Start of Given information

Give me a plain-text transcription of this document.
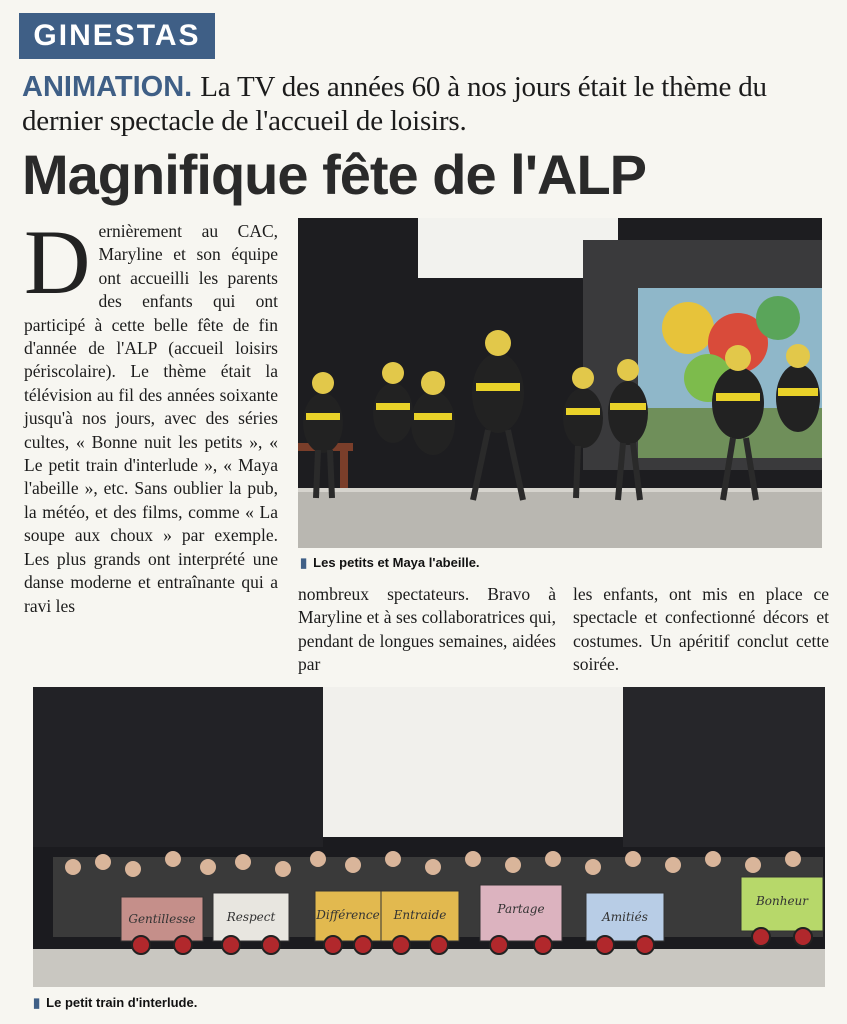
GINESTAS
ANIMATION. La TV des années 60 à nos jours était le thème du dernier spectacle de l'accueil de loisirs.
Magnifique fête de l'ALP
Dernièrement au CAC, Maryline et son équipe ont accueilli les parents des enfants qui ont participé à cette belle fête de fin d'année de l'ALP (accueil loisirs périscolaire). Le thème était la télévision au fil des années soixante jusqu'à nos jours, avec des séries cultes, « Bonne nuit les petits », « Le petit train d'interlude », « Maya l'abeille », etc. Sans oublier la pub, la météo, et des films, comme « La soupe aux choux » par exemple. Les plus grands ont interprété une danse moderne et entraînante qui a ravi les
▮ Les petits et Maya l'abeille.
nombreux spectateurs. Bravo à Maryline et à ses collaboratrices qui, pendant de longues semaines, aidées par
les enfants, ont mis en place ce spectacle et confectionné décors et costumes. Un apéritif conclut cette soirée.
Gentillesse	Respect	Différence Entraide	Partage
Amitiés
Bonheur
▮ Le petit train d'interlude.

End of Given information

## Short exercise
Copy out the entries verbatim and leave the images out.

## Answer to the exercise
Give me a plain-text transcription of this document.
GINESTAS
ANIMATION. La TV des années 60 à nos jours était le thème du dernier spectacle de l'accueil de loisirs.
Magnifique fête de l'ALP
Dernièrement au CAC, Maryline et son équipe ont accueilli les parents des enfants qui ont participé à cette belle fête de fin d'année de l'ALP (accueil loisirs périscolaire). Le thème était la télévision au fil des années soixante jusqu'à nos jours, avec des séries cultes, « Bonne nuit les petits », « Le petit train d'interlude », « Maya l'abeille », etc. Sans oublier la pub, la météo, et des films, comme « La soupe aux choux » par exemple. Les plus grands ont interprété une danse moderne et entraînante qui a ravi les
▮ Les petits et Maya l'abeille.
nombreux spectateurs. Bravo à Maryline et à ses collaboratrices qui, pendant de longues semaines, aidées par
les enfants, ont mis en place ce spectacle et confectionné décors et costumes. Un apéritif conclut cette soirée.
Gentillesse	Respect	Différence Entraide	Partage
Amitiés
Bonheur
▮ Le petit train d'interlude.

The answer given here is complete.